## Problem statement:
Track down each line that has the word "this" and copy it.

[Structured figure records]
= = = =

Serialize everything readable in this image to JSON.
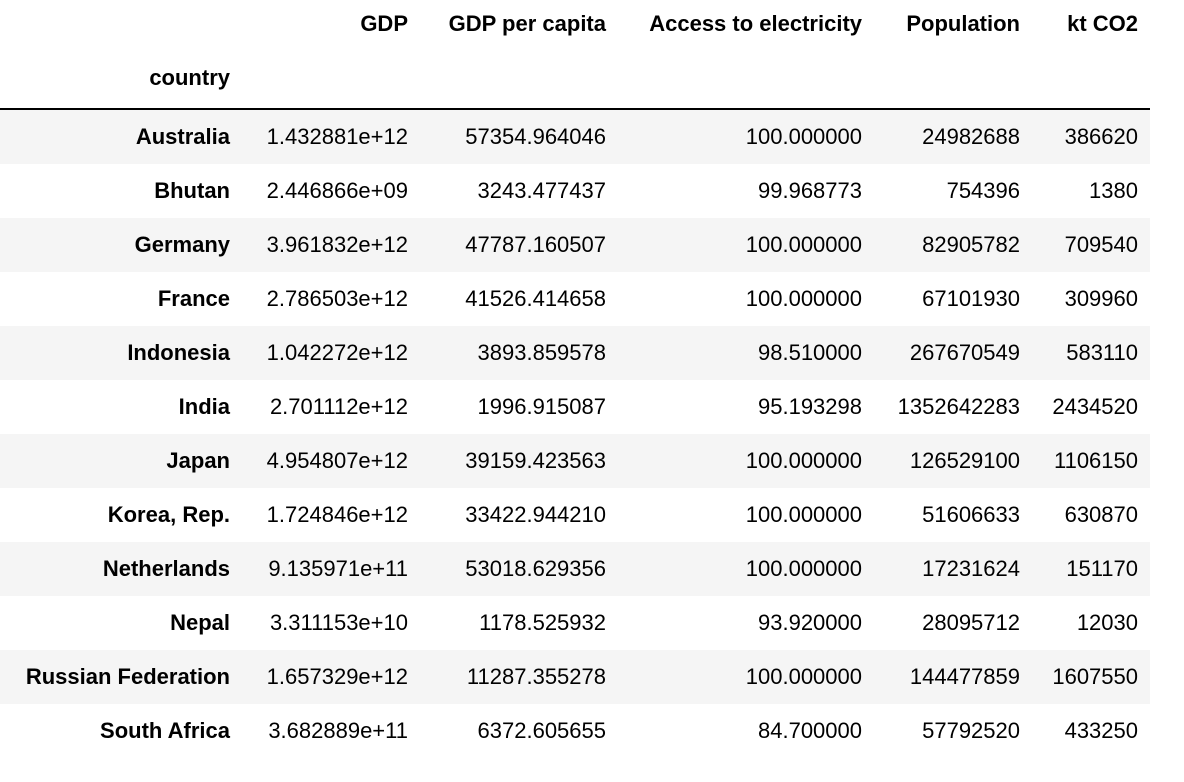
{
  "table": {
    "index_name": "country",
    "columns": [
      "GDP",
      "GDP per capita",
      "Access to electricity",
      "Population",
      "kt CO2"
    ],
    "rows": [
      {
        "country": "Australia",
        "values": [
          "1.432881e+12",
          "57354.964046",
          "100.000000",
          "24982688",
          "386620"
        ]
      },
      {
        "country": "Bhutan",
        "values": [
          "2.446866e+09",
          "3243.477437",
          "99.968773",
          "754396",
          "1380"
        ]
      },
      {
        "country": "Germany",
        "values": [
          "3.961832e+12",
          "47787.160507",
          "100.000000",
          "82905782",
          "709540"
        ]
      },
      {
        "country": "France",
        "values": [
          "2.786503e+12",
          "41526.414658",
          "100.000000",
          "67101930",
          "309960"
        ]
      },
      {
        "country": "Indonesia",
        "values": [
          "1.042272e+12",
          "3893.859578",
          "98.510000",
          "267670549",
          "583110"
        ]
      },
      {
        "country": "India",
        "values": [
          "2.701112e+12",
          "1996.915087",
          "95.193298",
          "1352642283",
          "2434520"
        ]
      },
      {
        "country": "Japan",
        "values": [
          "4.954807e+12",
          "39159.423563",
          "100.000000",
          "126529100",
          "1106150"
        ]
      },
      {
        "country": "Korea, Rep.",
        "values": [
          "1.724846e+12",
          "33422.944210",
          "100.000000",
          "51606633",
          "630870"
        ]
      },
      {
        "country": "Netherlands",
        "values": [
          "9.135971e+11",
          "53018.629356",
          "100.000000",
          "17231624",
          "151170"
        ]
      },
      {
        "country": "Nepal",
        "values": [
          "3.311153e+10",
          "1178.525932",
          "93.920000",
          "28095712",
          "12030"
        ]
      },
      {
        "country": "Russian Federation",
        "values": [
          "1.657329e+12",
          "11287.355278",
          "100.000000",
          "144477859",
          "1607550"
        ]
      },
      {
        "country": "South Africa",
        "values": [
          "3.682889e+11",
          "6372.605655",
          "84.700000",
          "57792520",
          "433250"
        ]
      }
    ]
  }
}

= = = =

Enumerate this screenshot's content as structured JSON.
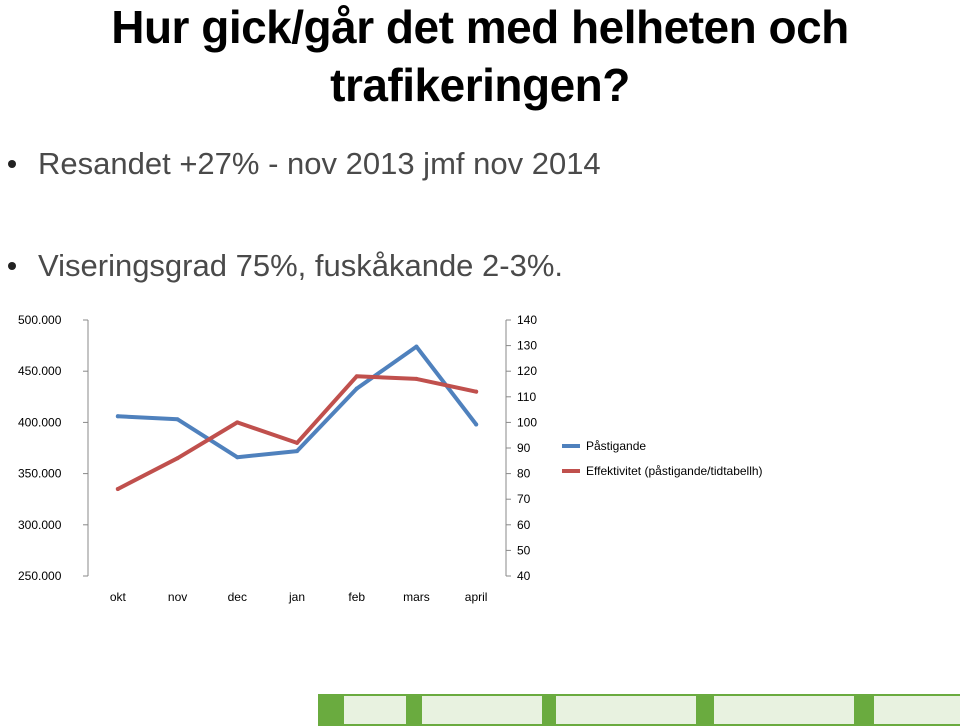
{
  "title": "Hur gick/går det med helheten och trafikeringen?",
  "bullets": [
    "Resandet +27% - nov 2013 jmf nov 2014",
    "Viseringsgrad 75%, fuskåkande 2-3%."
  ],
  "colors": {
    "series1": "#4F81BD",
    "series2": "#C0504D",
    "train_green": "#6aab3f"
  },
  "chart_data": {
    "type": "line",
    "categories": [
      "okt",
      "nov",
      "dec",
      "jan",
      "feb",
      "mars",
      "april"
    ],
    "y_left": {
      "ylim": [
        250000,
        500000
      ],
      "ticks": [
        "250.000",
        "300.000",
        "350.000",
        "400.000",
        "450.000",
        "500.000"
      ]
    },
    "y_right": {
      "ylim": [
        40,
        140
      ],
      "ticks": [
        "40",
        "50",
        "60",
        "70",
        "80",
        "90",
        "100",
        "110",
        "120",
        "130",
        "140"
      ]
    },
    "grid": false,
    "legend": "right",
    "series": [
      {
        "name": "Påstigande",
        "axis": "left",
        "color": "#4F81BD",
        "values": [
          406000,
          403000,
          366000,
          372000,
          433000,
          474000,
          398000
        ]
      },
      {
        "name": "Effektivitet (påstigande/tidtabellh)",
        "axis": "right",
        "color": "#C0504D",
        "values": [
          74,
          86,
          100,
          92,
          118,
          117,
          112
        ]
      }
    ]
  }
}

= = = =

## Answer to the exercise:
Serialize everything readable in this image to JSON.
Enumerate this screenshot's content as structured JSON.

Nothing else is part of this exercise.